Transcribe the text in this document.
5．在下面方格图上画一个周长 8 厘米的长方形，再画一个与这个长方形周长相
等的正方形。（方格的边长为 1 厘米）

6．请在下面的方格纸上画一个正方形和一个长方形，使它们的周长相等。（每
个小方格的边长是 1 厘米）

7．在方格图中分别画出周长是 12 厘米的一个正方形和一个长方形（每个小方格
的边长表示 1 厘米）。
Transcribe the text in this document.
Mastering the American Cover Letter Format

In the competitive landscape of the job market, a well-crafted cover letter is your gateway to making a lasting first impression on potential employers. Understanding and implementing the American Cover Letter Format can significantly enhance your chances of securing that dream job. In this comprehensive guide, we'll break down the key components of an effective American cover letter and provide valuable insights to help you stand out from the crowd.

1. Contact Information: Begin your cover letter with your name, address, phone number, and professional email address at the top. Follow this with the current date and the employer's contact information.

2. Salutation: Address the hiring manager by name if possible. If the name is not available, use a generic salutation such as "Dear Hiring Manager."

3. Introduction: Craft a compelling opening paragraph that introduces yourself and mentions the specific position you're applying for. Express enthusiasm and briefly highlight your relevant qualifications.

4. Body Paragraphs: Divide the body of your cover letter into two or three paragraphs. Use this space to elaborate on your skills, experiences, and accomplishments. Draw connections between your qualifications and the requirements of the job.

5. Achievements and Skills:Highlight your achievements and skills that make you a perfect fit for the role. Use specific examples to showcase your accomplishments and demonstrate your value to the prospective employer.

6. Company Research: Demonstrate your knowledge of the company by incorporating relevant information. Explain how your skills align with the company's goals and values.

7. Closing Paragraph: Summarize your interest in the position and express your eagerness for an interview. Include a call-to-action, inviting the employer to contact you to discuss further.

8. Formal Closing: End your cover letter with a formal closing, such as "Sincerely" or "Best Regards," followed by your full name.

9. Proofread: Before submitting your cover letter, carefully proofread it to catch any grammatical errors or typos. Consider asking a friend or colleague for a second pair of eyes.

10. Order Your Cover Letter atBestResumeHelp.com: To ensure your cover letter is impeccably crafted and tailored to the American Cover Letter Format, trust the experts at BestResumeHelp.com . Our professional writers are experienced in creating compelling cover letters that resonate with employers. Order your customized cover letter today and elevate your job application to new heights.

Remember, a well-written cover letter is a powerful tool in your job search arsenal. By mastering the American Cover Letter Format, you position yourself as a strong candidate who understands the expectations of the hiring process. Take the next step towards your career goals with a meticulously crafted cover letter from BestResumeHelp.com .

------------------------------------------------------------

_What the exercise asks_
Return each full line of the entries that contains the word "qualifications".

_Exercise solution_
3. Introduction: Craft a compelling opening paragraph that introduces yourself and mentions the specific position you're applying for. Express enthusiasm and briefly highlight your relevant qualifications.
4. Body Paragraphs: Divide the body of your cover letter into two or three paragraphs. Use this space to elaborate on your skills, experiences, and accomplishments. Draw connections between your qualifications and the requirements of the job.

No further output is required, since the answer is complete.